(Data entries)
※ ※ ※

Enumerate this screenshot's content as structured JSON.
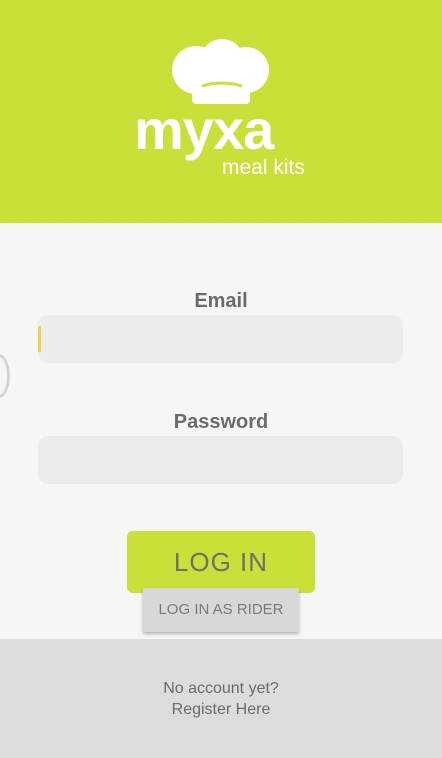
{
  "brand": {
    "name": "myxa",
    "tagline": "meal kits",
    "logo_icon": "chef-hat-icon",
    "accent_color": "#cadf37"
  },
  "form": {
    "email_label": "Email",
    "email_value": "",
    "password_label": "Password",
    "password_value": "",
    "login_label": "LOG IN",
    "rider_label": "LOG IN AS RIDER"
  },
  "footer": {
    "line1": "No account yet?",
    "line2": "Register Here"
  }
}
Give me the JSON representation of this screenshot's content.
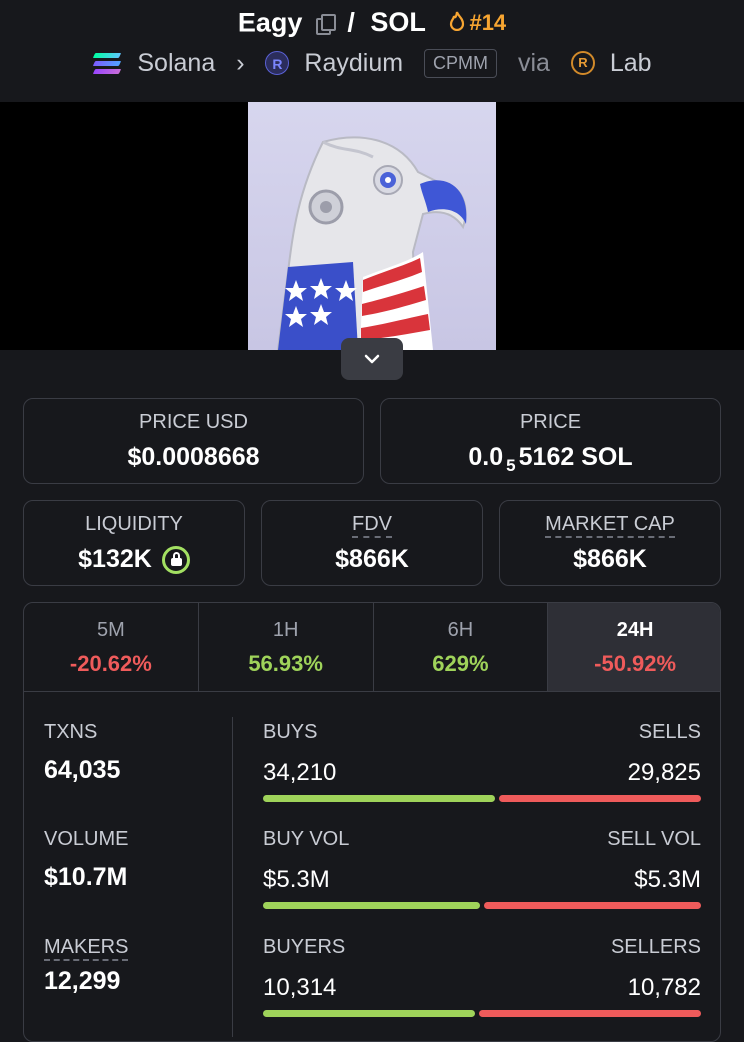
{
  "header": {
    "token_name": "Eagy",
    "separator": "/",
    "quote": "SOL",
    "rank": "#14",
    "chain": "Solana",
    "dex": "Raydium",
    "pool_type": "CPMM",
    "via": "via",
    "launchpad": "Lab"
  },
  "icons": {
    "copy": "copy-icon",
    "rank": "fire-icon",
    "chain": "solana-logo",
    "dex": "raydium-logo",
    "launchpad": "lab-logo",
    "expand": "chevron-down-icon",
    "liquidity_lock": "lock-icon"
  },
  "colors": {
    "accent_rank": "#f7a531",
    "positive": "#9fd35a",
    "negative": "#ef5b5b",
    "background": "#17181c"
  },
  "cards": {
    "price_usd": {
      "label": "PRICE USD",
      "value": "$0.0008668"
    },
    "price": {
      "label": "PRICE",
      "value_prefix": "0.0",
      "value_sub": "5",
      "value_suffix": "5162 SOL"
    },
    "liquidity": {
      "label": "LIQUIDITY",
      "value": "$132K"
    },
    "fdv": {
      "label": "FDV",
      "value": "$866K"
    },
    "market_cap": {
      "label": "MARKET CAP",
      "value": "$866K"
    }
  },
  "tabs": [
    {
      "label": "5M",
      "value": "-20.62%"
    },
    {
      "label": "1H",
      "value": "56.93%"
    },
    {
      "label": "6H",
      "value": "629%"
    },
    {
      "label": "24H",
      "value": "-50.92%"
    }
  ],
  "stats": {
    "txns": {
      "label": "TXNS",
      "value": "64,035"
    },
    "volume": {
      "label": "VOLUME",
      "value": "$10.7M"
    },
    "makers": {
      "label": "MAKERS",
      "value": "12,299"
    },
    "buys": {
      "label": "BUYS",
      "value": "34,210",
      "fraction": 0.534
    },
    "sells": {
      "label": "SELLS",
      "value": "29,825",
      "fraction": 0.466
    },
    "buy_vol": {
      "label": "BUY VOL",
      "value": "$5.3M",
      "fraction": 0.5
    },
    "sell_vol": {
      "label": "SELL VOL",
      "value": "$5.3M",
      "fraction": 0.5
    },
    "buyers": {
      "label": "BUYERS",
      "value": "10,314",
      "fraction": 0.489
    },
    "sellers": {
      "label": "SELLERS",
      "value": "10,782",
      "fraction": 0.511
    }
  }
}
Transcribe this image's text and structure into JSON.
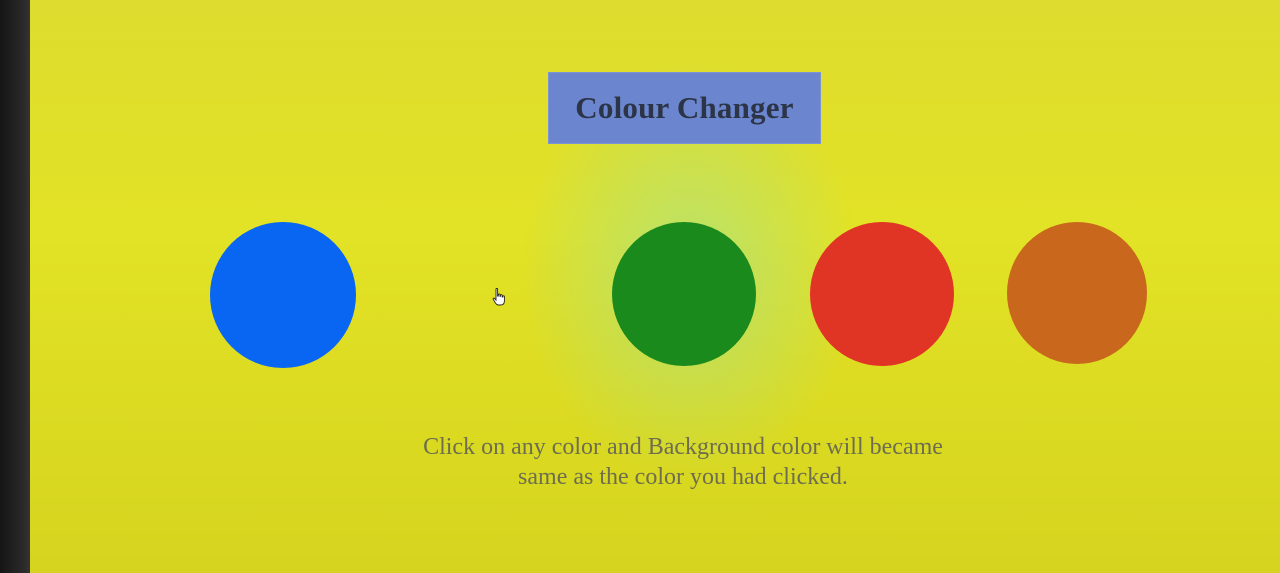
{
  "page": {
    "title": "Colour Changer",
    "description_line1": "Click on any color and Background color will became",
    "description_line2": "same as the color you had clicked."
  },
  "background_color": "#e0e028",
  "colors": [
    {
      "name": "blue",
      "hex": "#0866f2"
    },
    {
      "name": "green",
      "hex": "#1a8a1c"
    },
    {
      "name": "red",
      "hex": "#e03424"
    },
    {
      "name": "orange",
      "hex": "#c9681c"
    }
  ],
  "cursor": {
    "icon": "hand-pointer-icon"
  }
}
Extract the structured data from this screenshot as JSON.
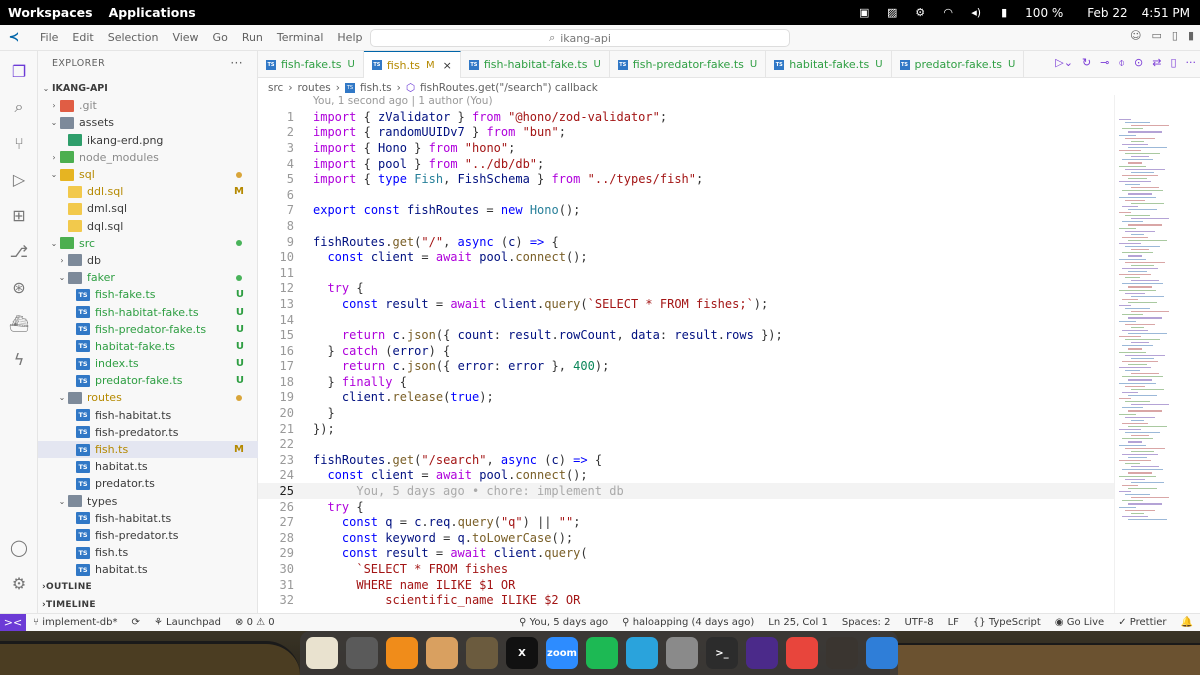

※ ※ ※

Beginning with the line that contains "Transcribe this image's" in the data above, please copy each line exactly until the last line, both ends included, skipping any pictures.

- **Task result**:
Transcribe this image's text and structure into JSON.
{
  "page": {
    "title": "Colour Changer",
    "description_line1": "Click on any color and Background color will became",
    "description_line2": "same as the color you had clicked."
  },
  "background_color": "#e0e028",
  "colors": [
    {
      "name": "blue",
      "hex": "#0866f2"
    },
    {
      "name": "green",
      "hex": "#1a8a1c"
    },
    {
      "name": "red",
      "hex": "#e03424"
    },
    {
      "name": "orange",
      "hex": "#c9681c"
    }
  ],
  "cursor": {
    "icon": "hand-pointer-icon"
  }
}
Extract the structured data from this screenshot as JSON.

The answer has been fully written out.